Show each line from the listing that includes the word "original".

> **Extracted data entries**
* begin *

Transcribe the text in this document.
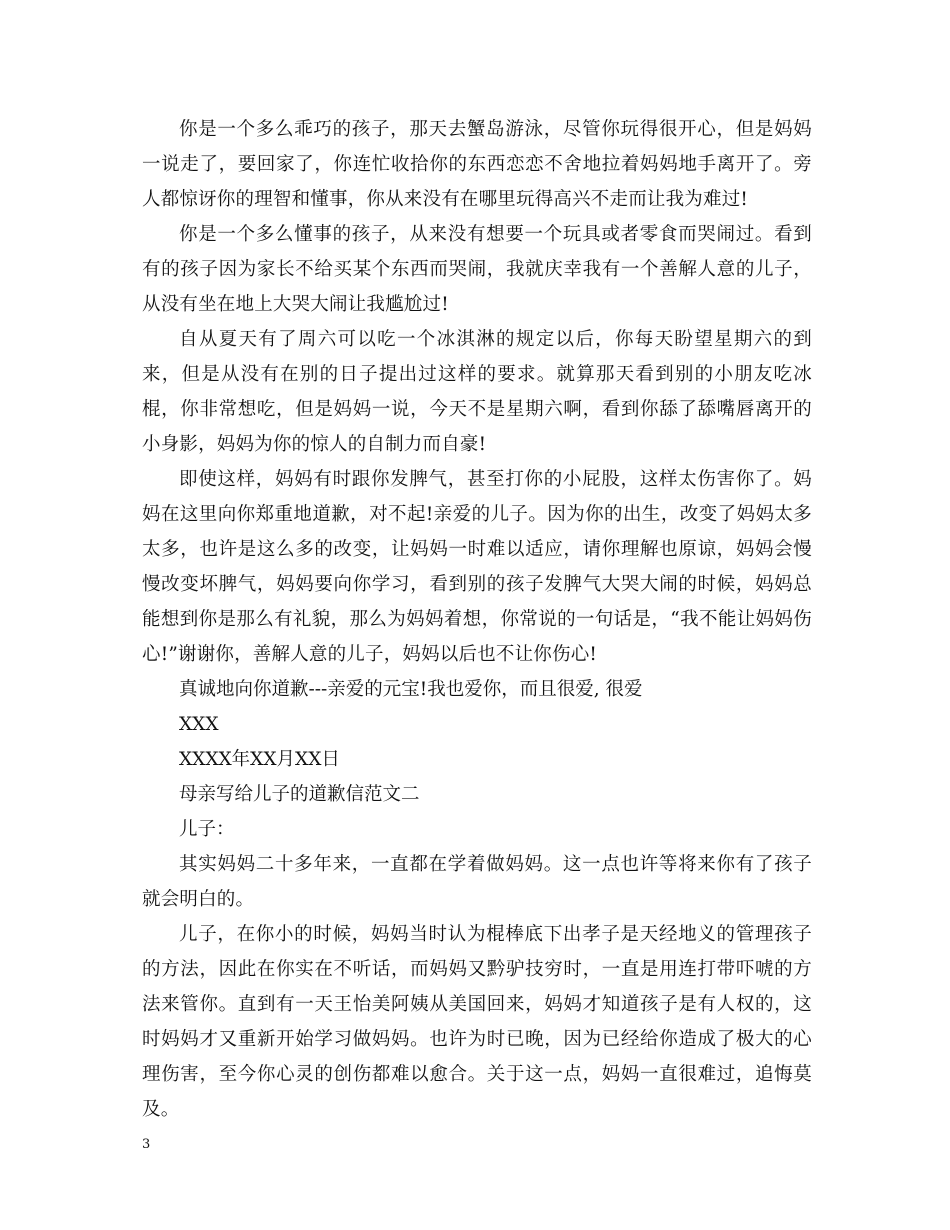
你是一个多么乖巧的孩子，那天去蟹岛游泳，尽管你玩得很开心，但是妈妈一说走了，要回家了，你连忙收拾你的东西恋恋不舍地拉着妈妈地手离开了。旁人都惊讶你的理智和懂事，你从来没有在哪里玩得高兴不走而让我为难过!

你是一个多么懂事的孩子，从来没有想要一个玩具或者零食而哭闹过。看到有的孩子因为家长不给买某个东西而哭闹，我就庆幸我有一个善解人意的儿子，从没有坐在地上大哭大闹让我尴尬过!

自从夏天有了周六可以吃一个冰淇淋的规定以后，你每天盼望星期六的到来，但是从没有在别的日子提出过这样的要求。就算那天看到别的小朋友吃冰棍，你非常想吃，但是妈妈一说，今天不是星期六啊，看到你舔了舔嘴唇离开的小身影，妈妈为你的惊人的自制力而自豪!

即使这样，妈妈有时跟你发脾气，甚至打你的小屁股，这样太伤害你了。妈妈在这里向你郑重地道歉，对不起!亲爱的儿子。因为你的出生，改变了妈妈太多太多，也许是这么多的改变，让妈妈一时难以适应，请你理解也原谅，妈妈会慢慢改变坏脾气，妈妈要向你学习，看到别的孩子发脾气大哭大闹的时候，妈妈总能想到你是那么有礼貌，那么为妈妈着想，你常说的一句话是，“我不能让妈妈伤心!”谢谢你，善解人意的儿子，妈妈以后也不让你伤心!

真诚地向你道歉---亲爱的元宝!我也爱你，而且很爱, 很爱

XXX

XXXX年XX月XX日

母亲写给儿子的道歉信范文二

儿子：

其实妈妈二十多年来，一直都在学着做妈妈。这一点也许等将来你有了孩子就会明白的。

儿子，在你小的时候，妈妈当时认为棍棒底下出孝子是天经地义的管理孩子的方法，因此在你实在不听话，而妈妈又黔驴技穷时，一直是用连打带吓唬的方法来管你。直到有一天王怡美阿姨从美国回来，妈妈才知道孩子是有人权的，这时妈妈才又重新开始学习做妈妈。也许为时已晚，因为已经给你造成了极大的心理伤害，至今你心灵的创伤都难以愈合。关于这一点，妈妈一直很难过，追悔莫及。

3
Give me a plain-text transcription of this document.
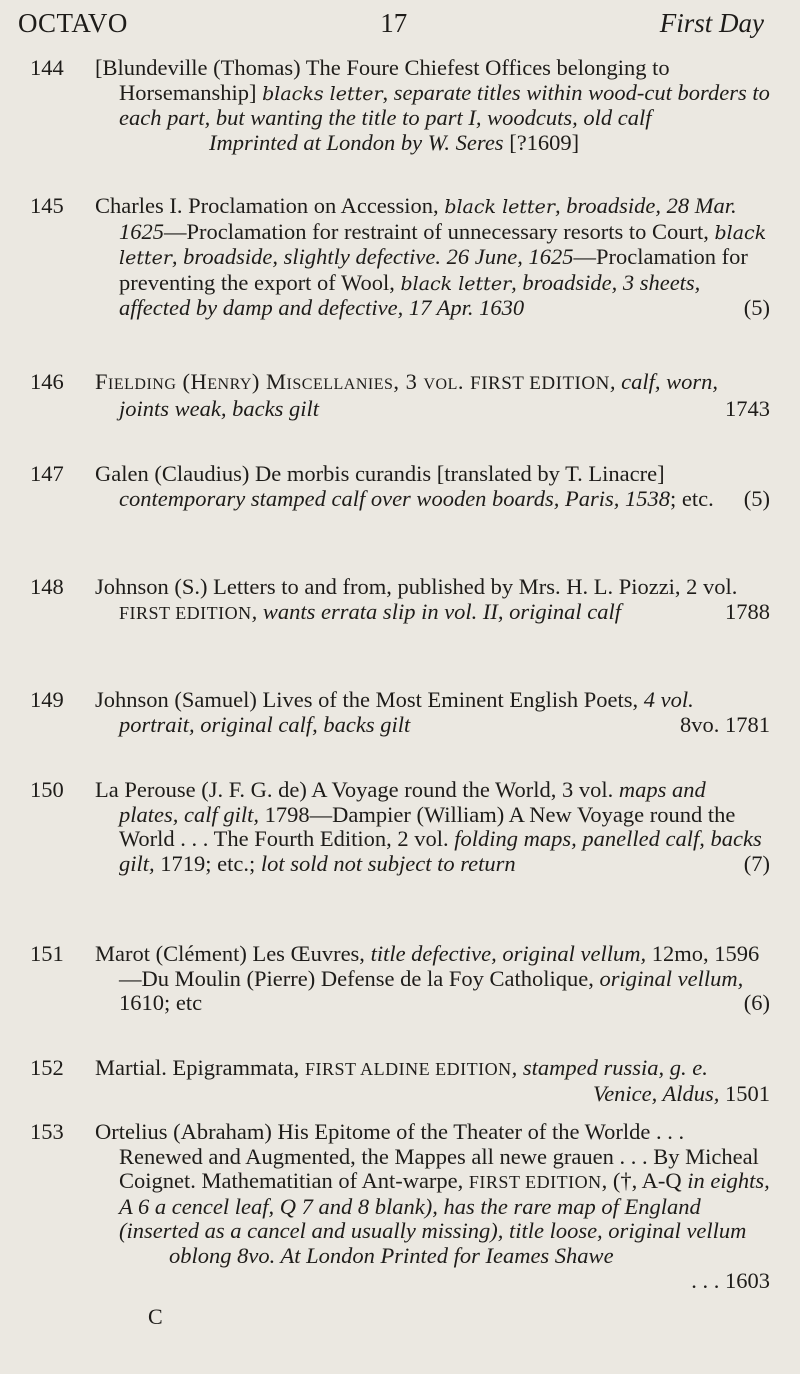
OCTAVO	17	First Day
144 [Blundeville (Thomas) The Foure Chiefest Offices belonging to Horsemanship] blacks letter, separate titles within wood-cut borders to each part, but wanting the title to part I, woodcuts, old calf
Imprinted at London by W. Seres [?1609]
145 Charles I. Proclamation on Accession, black letter, broadside, 28 Mar. 1625—Proclamation for restraint of unnecessary resorts to Court, black letter, broadside, slightly defective. 26 June, 1625—Proclamation for preventing the export of Wool, black letter, broadside, 3 sheets, affected by damp and defective, 17 Apr. 1630	(5)
146 Fielding (Henry) Miscellanies, 3 vol. FIRST EDITION, calf, worn, joints weak, backs gilt	1743
147 Galen (Claudius) De morbis curandis [translated by T. Linacre] contemporary stamped calf over wooden boards, Paris, 1538; etc. (5)
148 Johnson (S.) Letters to and from, published by Mrs. H. L. Piozzi, 2 vol. FIRST EDITION, wants errata slip in vol. II, original calf	1788
149 Johnson (Samuel) Lives of the Most Eminent English Poets, 4 vol. portrait, original calf, backs gilt	8vo. 1781
150 La Perouse (J. F. G. de) A Voyage round the World, 3 vol. maps and plates, calf gilt, 1798—Dampier (William) A New Voyage round the World . . . The Fourth Edition, 2 vol. folding maps, panelled calf, backs gilt, 1719; etc.; lot sold not subject to return	(7)
151 Marot (Clément) Les Œuvres, title defective, original vellum, 12mo, 1596—Du Moulin (Pierre) Defense de la Foy Catholique, original vellum, 1610; etc	(6)
152 Martial. Epigrammata, FIRST ALDINE EDITION, stamped russia, g. e.
Venice, Aldus, 1501
153 Ortelius (Abraham) His Epitome of the Theater of the Worlde . . . Renewed and Augmented, the Mappes all newe grauen . . . By Micheal Coignet. Mathematitian of Ant-warpe, FIRST EDITION, (†, A-Q in eights, A 6 a cencel leaf, Q 7 and 8 blank), has the rare map of England (inserted as a cancel and usually missing), title loose, original vellum
oblong 8vo. At London Printed for Ieames Shawe
. . . 1603
C
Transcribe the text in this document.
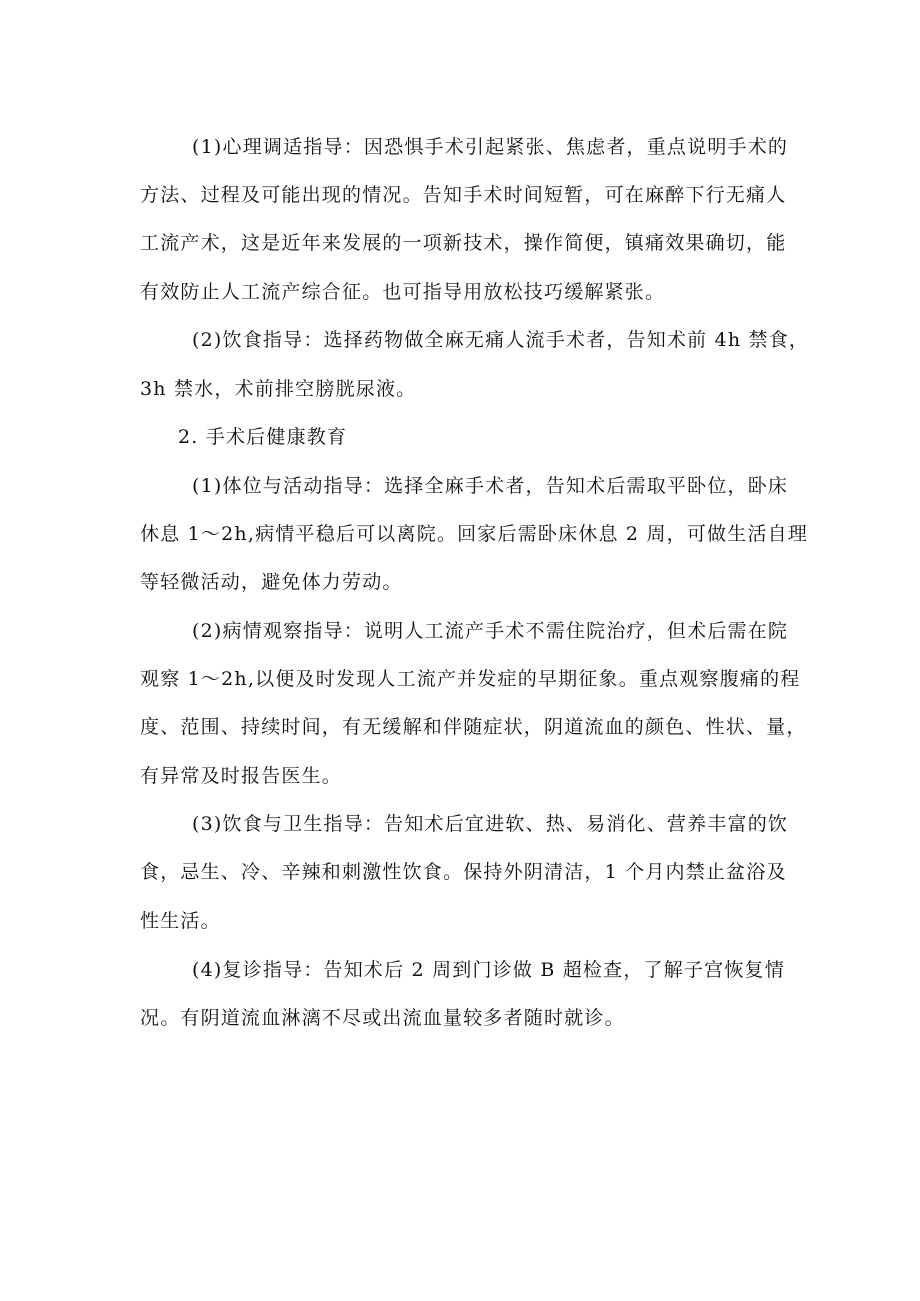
(1)心理调适指导：因恐惧手术引起紧张、焦虑者，重点说明手术的
方法、过程及可能出现的情况。告知手术时间短暂，可在麻醉下行无痛人
工流产术，这是近年来发展的一项新技术，操作简便，镇痛效果确切，能
有效防止人工流产综合征。也可指导用放松技巧缓解紧张。
(2)饮食指导：选择药物做全麻无痛人流手术者，告知术前 4h 禁食，
3h 禁水，术前排空膀胱尿液。
2. 手术后健康教育
(1)体位与活动指导：选择全麻手术者，告知术后需取平卧位，卧床
休息 1～2h,病情平稳后可以离院。回家后需卧床休息 2 周，可做生活自理
等轻微活动，避免体力劳动。
(2)病情观察指导：说明人工流产手术不需住院治疗，但术后需在院
观察 1～2h,以便及时发现人工流产并发症的早期征象。重点观察腹痛的程
度、范围、持续时间，有无缓解和伴随症状，阴道流血的颜色、性状、量，
有异常及时报告医生。
(3)饮食与卫生指导：告知术后宜进软、热、易消化、营养丰富的饮
食，忌生、冷、辛辣和刺激性饮食。保持外阴清洁，1 个月内禁止盆浴及
性生活。
(4)复诊指导：告知术后 2 周到门诊做 B 超检查，了解子宫恢复情
况。有阴道流血淋漓不尽或出流血量较多者随时就诊。
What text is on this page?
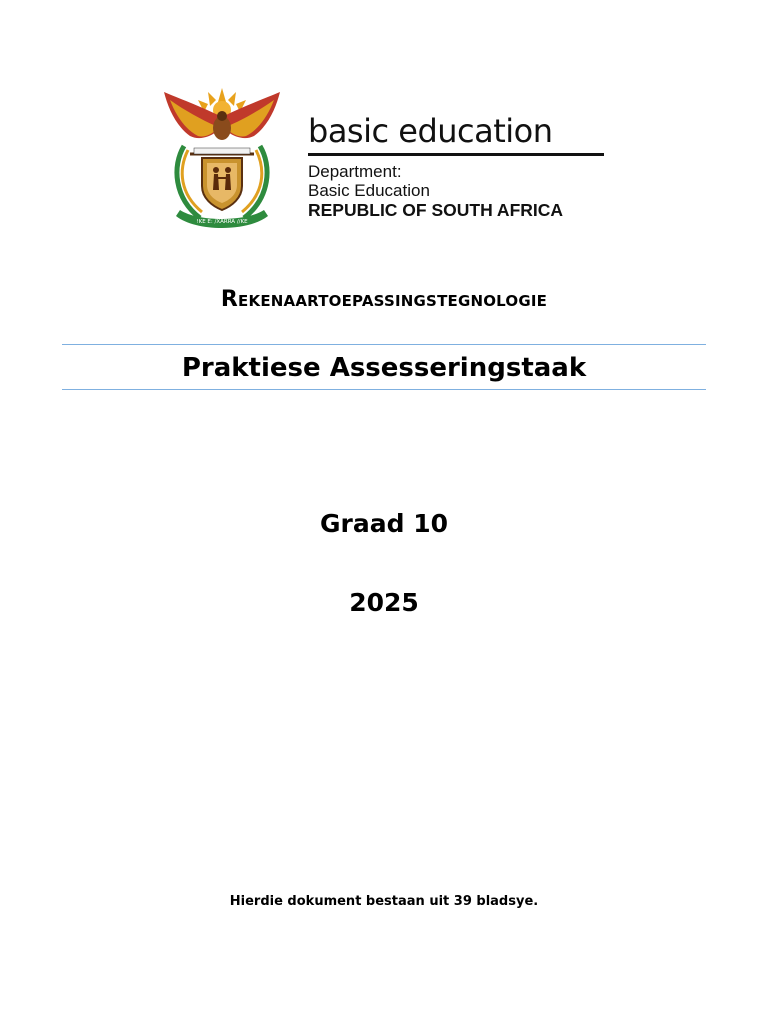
!KE E: /XARRA //KE
basic education
Department:
Basic Education
REPUBLIC OF SOUTH AFRICA
Rekenaartoepassingstegnologie
Praktiese Assesseringstaak
Graad 10
2025
Hierdie dokument bestaan uit 39 bladsye.
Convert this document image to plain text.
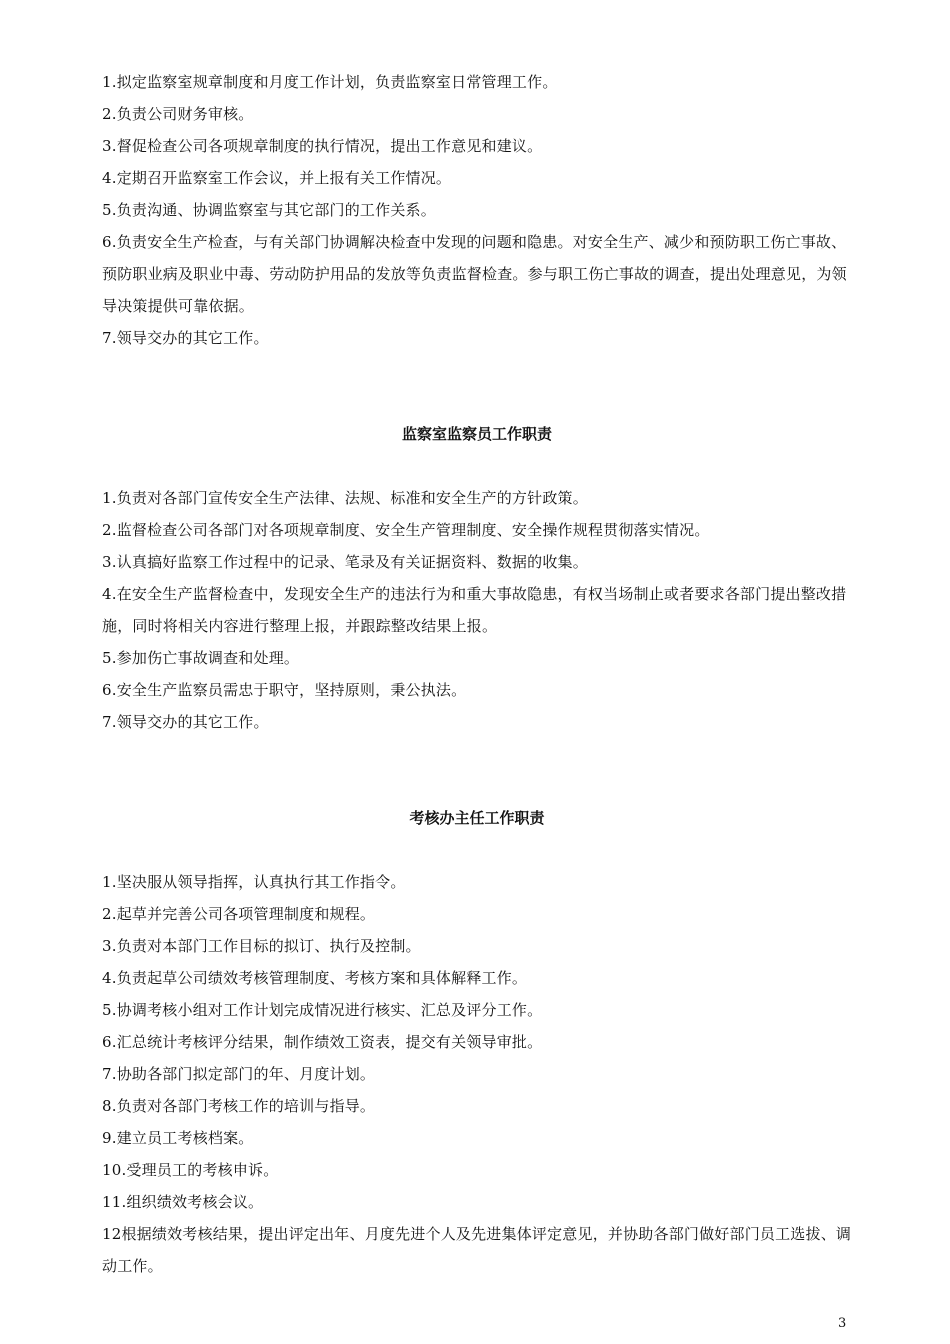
1.拟定监察室规章制度和月度工作计划，负责监察室日常管理工作。

2.负责公司财务审核。

3.督促检查公司各项规章制度的执行情况，提出工作意见和建议。

4.定期召开监察室工作会议，并上报有关工作情况。

5.负责沟通、协调监察室与其它部门的工作关系。

6.负责安全生产检查，与有关部门协调解决检查中发现的问题和隐患。对安全生产、减少和预防职工伤亡事故、预防职业病及职业中毒、劳动防护用品的发放等负责监督检查。参与职工伤亡事故的调查，提出处理意见，为领导决策提供可靠依据。

7.领导交办的其它工作。

监察室监察员工作职责

1.负责对各部门宣传安全生产法律、法规、标准和安全生产的方针政策。

2.监督检查公司各部门对各项规章制度、安全生产管理制度、安全操作规程贯彻落实情况。

3.认真搞好监察工作过程中的记录、笔录及有关证据资料、数据的收集。

4.在安全生产监督检查中，发现安全生产的违法行为和重大事故隐患，有权当场制止或者要求各部门提出整改措施，同时将相关内容进行整理上报，并跟踪整改结果上报。

5.参加伤亡事故调查和处理。

6.安全生产监察员需忠于职守，坚持原则，秉公执法。

7.领导交办的其它工作。

考核办主任工作职责

1.坚决服从领导指挥，认真执行其工作指令。

2.起草并完善公司各项管理制度和规程。

3.负责对本部门工作目标的拟订、执行及控制。

4.负责起草公司绩效考核管理制度、考核方案和具体解释工作。

5.协调考核小组对工作计划完成情况进行核实、汇总及评分工作。

6.汇总统计考核评分结果，制作绩效工资表，提交有关领导审批。

7.协助各部门拟定部门的年、月度计划。

8.负责对各部门考核工作的培训与指导。

9.建立员工考核档案。

10.受理员工的考核申诉。

11.组织绩效考核会议。

12根据绩效考核结果，提出评定出年、月度先进个人及先进集体评定意见，并协助各部门做好部门员工选拔、调动工作。

3
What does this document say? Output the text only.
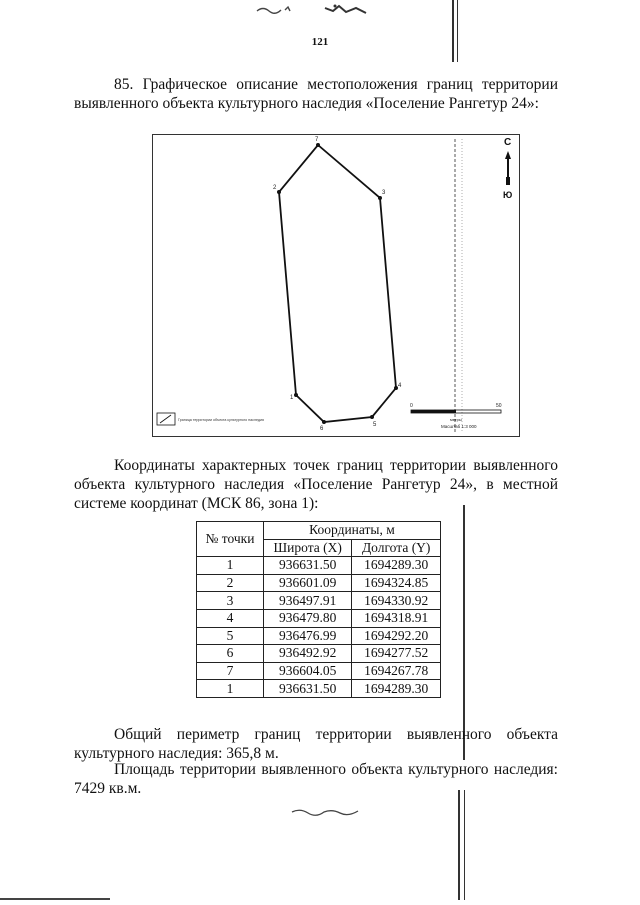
121
85. Графическое описание местоположения границ территории выявленного объекта культурного наследия «Поселение Рангетур 24»:
7
3
4
5
6
1
2
С
Ю
0	50
метры
Масштаб 1:3 000
Граница территории объекта культурного наследия
Координаты характерных точек границ территории выявленного объекта культурного наследия «Поселение Рангетур 24», в местной системе координат (МСК 86, зона 1):
№ точки	Координаты, м	
	Широта (X)	Долгота (Y)
1	936631.50	1694289.30
2	936601.09	1694324.85
3	936497.91	1694330.92
4	936479.80	1694318.91
5	936476.99	1694292.20
6	936492.92	1694277.52
7	936604.05	1694267.78
1	936631.50	1694289.30
Общий периметр границ территории выявленного объекта культурного наследия: 365,8 м.
Площадь территории выявленного объекта культурного наследия: 7429 кв.м.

* end *

> **Complete output**
148 Johnson (S.) Letters to and from, published by Mrs. H. L. Piozzi, 2 vol. FIRST EDITION, wants errata slip in vol. II, original calf	1788
149 Johnson (Samuel) Lives of the Most Eminent English Poets, 4 vol. portrait, original calf, backs gilt	8vo. 1781
151 Marot (Clément) Les Œuvres, title defective, original vellum, 12mo, 1596—Du Moulin (Pierre) Defense de la Foy Catholique, original vellum, 1610; etc	(6)
153 Ortelius (Abraham) His Epitome of the Theater of the Worlde . . . Renewed and Augmented, the Mappes all newe grauen . . . By Micheal Coignet. Mathematitian of Ant-warpe, FIRST EDITION, (†, A-Q in eights, A 6 a cencel leaf, Q 7 and 8 blank), has the rare map of England (inserted as a cancel and usually missing), title loose, original vellum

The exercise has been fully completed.